[start EXTRACTED DATA]

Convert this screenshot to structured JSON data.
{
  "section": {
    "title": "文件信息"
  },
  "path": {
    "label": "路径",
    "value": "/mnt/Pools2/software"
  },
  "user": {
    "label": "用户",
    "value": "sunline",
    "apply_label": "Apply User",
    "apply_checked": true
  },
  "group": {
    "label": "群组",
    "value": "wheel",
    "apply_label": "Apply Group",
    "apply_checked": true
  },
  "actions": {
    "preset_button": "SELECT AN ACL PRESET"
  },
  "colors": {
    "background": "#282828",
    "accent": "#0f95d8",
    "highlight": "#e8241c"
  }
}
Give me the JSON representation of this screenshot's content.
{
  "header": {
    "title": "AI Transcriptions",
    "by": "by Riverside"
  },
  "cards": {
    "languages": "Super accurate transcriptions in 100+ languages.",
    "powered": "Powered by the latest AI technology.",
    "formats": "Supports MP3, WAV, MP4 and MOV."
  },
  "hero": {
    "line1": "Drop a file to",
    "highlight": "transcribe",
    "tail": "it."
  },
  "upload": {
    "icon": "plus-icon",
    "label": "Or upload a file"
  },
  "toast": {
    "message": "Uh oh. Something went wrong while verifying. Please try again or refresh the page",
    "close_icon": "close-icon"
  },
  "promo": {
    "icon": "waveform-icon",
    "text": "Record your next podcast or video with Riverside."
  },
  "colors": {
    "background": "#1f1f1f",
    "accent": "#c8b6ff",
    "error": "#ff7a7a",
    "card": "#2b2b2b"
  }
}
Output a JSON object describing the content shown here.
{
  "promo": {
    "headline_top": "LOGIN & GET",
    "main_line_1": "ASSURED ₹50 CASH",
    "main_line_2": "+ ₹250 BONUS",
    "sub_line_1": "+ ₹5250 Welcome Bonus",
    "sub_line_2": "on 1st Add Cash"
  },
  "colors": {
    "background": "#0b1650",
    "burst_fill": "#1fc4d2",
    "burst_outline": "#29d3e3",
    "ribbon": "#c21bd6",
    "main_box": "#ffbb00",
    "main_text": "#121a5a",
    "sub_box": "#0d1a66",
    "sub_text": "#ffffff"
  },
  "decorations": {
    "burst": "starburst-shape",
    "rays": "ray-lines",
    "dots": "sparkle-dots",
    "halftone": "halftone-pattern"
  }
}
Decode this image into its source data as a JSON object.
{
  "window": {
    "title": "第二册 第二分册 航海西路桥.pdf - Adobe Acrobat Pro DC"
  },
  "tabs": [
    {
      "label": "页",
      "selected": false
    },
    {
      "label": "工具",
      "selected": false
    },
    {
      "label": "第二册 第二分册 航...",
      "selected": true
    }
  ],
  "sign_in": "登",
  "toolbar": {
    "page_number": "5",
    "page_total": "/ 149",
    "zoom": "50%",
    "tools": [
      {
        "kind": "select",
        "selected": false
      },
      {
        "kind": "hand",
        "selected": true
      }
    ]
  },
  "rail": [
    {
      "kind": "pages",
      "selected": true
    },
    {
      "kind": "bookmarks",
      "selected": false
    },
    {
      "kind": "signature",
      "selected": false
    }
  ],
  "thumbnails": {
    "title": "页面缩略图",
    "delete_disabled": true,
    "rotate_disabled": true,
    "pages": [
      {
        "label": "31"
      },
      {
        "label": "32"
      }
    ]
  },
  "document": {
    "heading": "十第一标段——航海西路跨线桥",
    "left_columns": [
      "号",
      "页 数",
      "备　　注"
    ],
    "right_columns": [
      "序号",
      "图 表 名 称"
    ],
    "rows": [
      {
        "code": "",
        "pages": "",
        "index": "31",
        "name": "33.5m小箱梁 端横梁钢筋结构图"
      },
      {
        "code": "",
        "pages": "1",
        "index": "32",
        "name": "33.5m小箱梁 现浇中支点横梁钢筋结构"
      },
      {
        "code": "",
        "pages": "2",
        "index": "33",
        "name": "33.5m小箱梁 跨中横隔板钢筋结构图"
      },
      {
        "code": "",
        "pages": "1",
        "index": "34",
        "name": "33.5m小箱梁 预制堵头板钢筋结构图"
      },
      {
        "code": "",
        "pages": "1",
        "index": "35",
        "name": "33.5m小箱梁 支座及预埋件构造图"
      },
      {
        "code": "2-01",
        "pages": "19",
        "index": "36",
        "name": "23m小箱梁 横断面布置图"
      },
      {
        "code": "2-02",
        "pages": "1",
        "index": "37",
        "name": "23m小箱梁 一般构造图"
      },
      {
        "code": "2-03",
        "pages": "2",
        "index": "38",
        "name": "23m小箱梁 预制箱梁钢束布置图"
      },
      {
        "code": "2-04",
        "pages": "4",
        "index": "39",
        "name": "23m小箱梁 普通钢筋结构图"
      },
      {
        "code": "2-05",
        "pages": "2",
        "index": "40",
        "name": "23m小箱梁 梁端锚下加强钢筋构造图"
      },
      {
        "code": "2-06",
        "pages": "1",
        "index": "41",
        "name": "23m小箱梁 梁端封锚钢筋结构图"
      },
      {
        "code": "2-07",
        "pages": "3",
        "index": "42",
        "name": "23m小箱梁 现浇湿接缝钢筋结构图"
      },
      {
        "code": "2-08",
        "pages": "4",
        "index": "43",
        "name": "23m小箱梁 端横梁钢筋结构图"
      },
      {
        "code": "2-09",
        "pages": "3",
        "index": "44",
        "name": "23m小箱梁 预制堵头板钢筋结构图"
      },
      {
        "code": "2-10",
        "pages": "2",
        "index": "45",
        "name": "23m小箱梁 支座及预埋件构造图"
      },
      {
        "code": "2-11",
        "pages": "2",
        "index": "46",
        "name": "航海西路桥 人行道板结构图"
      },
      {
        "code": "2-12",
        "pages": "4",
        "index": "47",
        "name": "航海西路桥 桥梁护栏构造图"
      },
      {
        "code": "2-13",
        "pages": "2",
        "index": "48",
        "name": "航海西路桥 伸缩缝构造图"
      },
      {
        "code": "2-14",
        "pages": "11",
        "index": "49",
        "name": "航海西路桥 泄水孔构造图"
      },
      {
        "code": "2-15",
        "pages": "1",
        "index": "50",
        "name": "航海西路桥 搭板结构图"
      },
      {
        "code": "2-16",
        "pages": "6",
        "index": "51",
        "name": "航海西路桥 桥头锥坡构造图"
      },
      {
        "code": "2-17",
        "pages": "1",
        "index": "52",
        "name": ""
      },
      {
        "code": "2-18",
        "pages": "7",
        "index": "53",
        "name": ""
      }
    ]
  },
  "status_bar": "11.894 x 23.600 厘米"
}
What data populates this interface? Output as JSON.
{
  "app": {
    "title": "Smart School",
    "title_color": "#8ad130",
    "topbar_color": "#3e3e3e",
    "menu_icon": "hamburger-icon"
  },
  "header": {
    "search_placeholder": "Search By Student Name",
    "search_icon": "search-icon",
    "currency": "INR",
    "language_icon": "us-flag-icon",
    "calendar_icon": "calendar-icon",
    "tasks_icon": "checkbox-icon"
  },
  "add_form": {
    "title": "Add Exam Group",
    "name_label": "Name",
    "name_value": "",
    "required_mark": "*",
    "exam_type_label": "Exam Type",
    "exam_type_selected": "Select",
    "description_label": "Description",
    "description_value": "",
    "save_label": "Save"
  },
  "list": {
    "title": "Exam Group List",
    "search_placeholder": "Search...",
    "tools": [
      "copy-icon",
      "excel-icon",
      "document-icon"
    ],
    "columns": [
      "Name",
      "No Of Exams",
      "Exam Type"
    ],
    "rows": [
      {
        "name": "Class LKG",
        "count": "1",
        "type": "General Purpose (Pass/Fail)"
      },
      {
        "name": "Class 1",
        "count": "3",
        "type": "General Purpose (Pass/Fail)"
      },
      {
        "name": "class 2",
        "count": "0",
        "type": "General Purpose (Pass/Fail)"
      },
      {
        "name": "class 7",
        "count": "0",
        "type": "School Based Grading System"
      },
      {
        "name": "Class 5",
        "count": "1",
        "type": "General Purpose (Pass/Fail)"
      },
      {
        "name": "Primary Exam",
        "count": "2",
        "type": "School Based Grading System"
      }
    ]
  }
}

[end EXTRACTED DATA]

WHAT YOU WILL DO:
Give the number of lines in the records that contain the string "highlight", and nothing besides.

CORRECT OUTPUT:
2